**AIM OF THE TASK**
Copy out the records below word for word, from the line containing "I need the location" through the line containing "figure-label: 2 xyxy=(812,390,819,405)", with both of those lines included.
== GIVEN RECORDS ==
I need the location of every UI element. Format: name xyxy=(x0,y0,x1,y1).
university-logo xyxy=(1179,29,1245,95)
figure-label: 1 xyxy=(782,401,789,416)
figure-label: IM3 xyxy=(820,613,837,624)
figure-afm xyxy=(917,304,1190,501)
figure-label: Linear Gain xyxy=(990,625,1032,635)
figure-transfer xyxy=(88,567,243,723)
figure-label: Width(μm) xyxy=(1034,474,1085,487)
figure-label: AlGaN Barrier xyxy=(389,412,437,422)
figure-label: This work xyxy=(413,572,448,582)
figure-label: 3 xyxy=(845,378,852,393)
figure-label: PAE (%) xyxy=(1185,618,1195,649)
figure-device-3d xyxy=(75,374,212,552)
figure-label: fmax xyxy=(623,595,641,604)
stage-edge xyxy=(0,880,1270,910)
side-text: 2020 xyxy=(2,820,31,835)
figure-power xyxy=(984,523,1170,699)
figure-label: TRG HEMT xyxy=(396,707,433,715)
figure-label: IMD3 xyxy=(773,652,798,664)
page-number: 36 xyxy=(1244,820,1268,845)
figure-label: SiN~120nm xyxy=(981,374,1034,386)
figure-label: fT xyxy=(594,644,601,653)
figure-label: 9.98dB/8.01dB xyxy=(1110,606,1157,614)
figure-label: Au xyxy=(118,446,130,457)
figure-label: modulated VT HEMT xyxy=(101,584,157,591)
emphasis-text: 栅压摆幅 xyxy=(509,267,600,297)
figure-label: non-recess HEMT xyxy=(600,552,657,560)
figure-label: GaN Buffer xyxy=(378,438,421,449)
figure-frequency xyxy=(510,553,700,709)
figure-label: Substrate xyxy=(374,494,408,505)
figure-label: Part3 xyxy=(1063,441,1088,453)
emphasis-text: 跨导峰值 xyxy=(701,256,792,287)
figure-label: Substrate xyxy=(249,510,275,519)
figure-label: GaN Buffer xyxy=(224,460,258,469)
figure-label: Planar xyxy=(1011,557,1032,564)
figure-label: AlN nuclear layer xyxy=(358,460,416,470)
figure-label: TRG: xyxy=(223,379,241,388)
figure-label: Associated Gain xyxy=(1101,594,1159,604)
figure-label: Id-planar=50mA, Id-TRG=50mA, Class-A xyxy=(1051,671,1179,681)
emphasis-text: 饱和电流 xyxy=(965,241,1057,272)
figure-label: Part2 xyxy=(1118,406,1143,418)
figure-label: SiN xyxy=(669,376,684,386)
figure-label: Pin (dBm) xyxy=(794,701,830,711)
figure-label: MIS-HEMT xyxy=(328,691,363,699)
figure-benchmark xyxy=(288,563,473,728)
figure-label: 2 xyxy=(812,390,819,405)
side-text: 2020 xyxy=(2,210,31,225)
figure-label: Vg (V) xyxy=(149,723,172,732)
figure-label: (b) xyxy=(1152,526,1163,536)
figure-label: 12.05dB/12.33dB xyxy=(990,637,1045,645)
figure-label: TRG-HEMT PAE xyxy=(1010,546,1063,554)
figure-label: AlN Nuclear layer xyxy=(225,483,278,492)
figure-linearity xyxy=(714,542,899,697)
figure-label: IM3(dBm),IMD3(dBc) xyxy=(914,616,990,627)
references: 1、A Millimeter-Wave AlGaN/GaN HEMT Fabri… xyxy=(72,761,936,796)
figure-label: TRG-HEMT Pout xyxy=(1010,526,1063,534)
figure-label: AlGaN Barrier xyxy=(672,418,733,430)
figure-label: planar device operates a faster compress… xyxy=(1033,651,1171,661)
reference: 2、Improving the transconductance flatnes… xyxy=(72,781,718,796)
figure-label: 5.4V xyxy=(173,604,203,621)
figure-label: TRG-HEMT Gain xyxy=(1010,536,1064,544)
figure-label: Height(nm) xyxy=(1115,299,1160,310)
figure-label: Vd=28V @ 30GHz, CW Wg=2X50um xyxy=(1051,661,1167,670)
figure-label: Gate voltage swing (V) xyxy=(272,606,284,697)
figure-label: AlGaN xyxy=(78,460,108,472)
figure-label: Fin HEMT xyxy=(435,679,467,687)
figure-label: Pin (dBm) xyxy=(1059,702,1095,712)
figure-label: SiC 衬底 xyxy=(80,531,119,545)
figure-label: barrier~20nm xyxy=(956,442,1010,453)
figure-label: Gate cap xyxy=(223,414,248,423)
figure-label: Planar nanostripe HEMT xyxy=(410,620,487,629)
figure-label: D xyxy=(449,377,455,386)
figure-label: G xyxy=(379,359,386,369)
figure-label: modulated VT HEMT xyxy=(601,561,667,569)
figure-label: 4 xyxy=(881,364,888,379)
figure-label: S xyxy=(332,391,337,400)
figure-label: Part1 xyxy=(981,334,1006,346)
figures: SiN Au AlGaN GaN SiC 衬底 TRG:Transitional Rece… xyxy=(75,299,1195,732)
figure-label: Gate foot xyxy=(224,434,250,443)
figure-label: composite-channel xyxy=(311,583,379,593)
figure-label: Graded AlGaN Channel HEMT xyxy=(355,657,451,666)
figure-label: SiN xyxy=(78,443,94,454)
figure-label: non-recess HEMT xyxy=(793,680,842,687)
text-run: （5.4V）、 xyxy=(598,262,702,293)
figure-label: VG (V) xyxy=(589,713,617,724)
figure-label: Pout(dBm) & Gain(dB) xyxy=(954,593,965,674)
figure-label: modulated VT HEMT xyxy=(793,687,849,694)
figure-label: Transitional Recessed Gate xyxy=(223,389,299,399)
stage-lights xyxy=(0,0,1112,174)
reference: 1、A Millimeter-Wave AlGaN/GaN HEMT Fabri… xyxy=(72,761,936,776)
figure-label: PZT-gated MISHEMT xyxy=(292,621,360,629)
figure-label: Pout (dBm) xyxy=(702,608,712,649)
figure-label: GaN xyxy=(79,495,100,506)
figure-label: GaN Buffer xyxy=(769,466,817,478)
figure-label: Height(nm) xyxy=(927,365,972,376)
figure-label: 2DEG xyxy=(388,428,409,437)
===
== GIVEN RECORDS ==
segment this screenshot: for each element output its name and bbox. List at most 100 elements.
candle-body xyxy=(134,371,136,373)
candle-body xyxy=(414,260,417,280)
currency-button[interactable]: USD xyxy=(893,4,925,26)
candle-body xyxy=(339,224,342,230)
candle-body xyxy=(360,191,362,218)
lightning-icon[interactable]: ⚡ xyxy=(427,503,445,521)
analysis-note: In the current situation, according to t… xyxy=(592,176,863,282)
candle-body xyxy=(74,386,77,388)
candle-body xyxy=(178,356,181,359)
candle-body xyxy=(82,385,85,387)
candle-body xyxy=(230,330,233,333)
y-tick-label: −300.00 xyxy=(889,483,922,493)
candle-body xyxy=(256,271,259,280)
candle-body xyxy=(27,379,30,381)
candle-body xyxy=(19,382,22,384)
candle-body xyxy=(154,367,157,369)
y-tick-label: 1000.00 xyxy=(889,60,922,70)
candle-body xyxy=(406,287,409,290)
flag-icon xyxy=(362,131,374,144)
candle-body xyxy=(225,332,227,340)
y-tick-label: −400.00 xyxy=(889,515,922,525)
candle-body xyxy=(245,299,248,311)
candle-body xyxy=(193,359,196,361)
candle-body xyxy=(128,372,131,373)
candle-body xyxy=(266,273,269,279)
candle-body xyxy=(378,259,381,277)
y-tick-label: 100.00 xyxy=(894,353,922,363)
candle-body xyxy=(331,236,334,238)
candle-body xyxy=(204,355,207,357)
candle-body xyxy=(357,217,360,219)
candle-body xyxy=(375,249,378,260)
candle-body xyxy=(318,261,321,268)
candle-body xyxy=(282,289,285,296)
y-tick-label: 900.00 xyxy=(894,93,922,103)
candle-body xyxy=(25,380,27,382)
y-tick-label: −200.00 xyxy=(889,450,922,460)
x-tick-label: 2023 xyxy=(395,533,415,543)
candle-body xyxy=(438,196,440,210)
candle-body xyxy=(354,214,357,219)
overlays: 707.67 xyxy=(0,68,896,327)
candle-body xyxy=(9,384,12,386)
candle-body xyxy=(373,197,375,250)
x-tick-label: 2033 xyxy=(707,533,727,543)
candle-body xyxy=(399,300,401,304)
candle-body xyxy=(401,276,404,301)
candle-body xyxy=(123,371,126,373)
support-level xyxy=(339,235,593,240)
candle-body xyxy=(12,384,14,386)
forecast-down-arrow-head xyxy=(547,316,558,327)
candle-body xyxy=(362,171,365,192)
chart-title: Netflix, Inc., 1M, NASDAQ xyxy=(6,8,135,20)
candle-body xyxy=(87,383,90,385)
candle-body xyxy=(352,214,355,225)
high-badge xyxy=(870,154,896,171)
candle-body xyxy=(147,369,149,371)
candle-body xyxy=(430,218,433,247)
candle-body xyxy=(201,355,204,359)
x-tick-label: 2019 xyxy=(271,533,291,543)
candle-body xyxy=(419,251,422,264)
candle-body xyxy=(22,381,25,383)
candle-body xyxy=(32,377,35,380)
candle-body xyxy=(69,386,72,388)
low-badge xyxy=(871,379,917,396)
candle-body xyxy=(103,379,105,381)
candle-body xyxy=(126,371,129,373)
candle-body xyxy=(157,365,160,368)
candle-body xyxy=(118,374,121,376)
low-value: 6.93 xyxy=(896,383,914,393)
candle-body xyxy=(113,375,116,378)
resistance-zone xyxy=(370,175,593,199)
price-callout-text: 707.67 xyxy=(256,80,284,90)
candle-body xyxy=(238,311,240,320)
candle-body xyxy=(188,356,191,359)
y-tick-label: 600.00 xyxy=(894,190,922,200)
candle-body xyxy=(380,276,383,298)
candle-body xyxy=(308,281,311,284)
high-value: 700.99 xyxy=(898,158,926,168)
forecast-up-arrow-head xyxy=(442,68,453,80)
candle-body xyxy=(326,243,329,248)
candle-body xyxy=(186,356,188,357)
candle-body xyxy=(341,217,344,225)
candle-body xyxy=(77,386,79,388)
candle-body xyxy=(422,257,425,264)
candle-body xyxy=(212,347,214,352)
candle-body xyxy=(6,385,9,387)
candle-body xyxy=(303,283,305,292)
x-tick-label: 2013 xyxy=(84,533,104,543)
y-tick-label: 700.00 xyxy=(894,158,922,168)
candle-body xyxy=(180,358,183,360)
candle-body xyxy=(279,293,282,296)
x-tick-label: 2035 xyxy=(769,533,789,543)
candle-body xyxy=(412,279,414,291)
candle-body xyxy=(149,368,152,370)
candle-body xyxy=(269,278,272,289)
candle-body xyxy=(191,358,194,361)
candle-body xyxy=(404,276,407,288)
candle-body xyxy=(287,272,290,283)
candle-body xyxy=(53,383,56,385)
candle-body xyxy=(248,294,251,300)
===
**RESULT FOR THIS TASK**
I need the location of every UI element. Format: name xyxy=(x0,y0,x1,y1).
university-logo xyxy=(1179,29,1245,95)
figure-label: 1 xyxy=(782,401,789,416)
figure-label: IM3 xyxy=(820,613,837,624)
figure-afm xyxy=(917,304,1190,501)
figure-label: Linear Gain xyxy=(990,625,1032,635)
figure-transfer xyxy=(88,567,243,723)
figure-label: Width(μm) xyxy=(1034,474,1085,487)
figure-label: AlGaN Barrier xyxy=(389,412,437,422)
figure-label: This work xyxy=(413,572,448,582)
figure-label: 3 xyxy=(845,378,852,393)
figure-label: PAE (%) xyxy=(1185,618,1195,649)
figure-device-3d xyxy=(75,374,212,552)
figure-label: fmax xyxy=(623,595,641,604)
stage-edge xyxy=(0,880,1270,910)
side-text: 2020 xyxy=(2,820,31,835)
figure-power xyxy=(984,523,1170,699)
figure-label: TRG HEMT xyxy=(396,707,433,715)
figure-label: IMD3 xyxy=(773,652,798,664)
page-number: 36 xyxy=(1244,820,1268,845)
figure-label: SiN~120nm xyxy=(981,374,1034,386)
figure-label: fT xyxy=(594,644,601,653)
figure-label: 9.98dB/8.01dB xyxy=(1110,606,1157,614)
figure-label: Au xyxy=(118,446,130,457)
figure-label: modulated VT HEMT xyxy=(101,584,157,591)
emphasis-text: 栅压摆幅 xyxy=(509,267,600,297)
figure-label: non-recess HEMT xyxy=(600,552,657,560)
figure-label: GaN Buffer xyxy=(378,438,421,449)
figure-frequency xyxy=(510,553,700,709)
figure-label: Substrate xyxy=(374,494,408,505)
figure-label: Part3 xyxy=(1063,441,1088,453)
emphasis-text: 跨导峰值 xyxy=(701,256,792,287)
figure-label: Substrate xyxy=(249,510,275,519)
figure-label: GaN Buffer xyxy=(224,460,258,469)
figure-label: Planar xyxy=(1011,557,1032,564)
figure-label: AlN nuclear layer xyxy=(358,460,416,470)
figure-label: TRG: xyxy=(223,379,241,388)
figure-label: Associated Gain xyxy=(1101,594,1159,604)
figure-label: Id-planar=50mA, Id-TRG=50mA, Class-A xyxy=(1051,671,1179,681)
emphasis-text: 饱和电流 xyxy=(965,241,1057,272)
figure-label: Part2 xyxy=(1118,406,1143,418)
figure-label: SiN xyxy=(669,376,684,386)
figure-label: Pin (dBm) xyxy=(794,701,830,711)
figure-label: MIS-HEMT xyxy=(328,691,363,699)
figure-benchmark xyxy=(288,563,473,728)
figure-label: 2 xyxy=(812,390,819,405)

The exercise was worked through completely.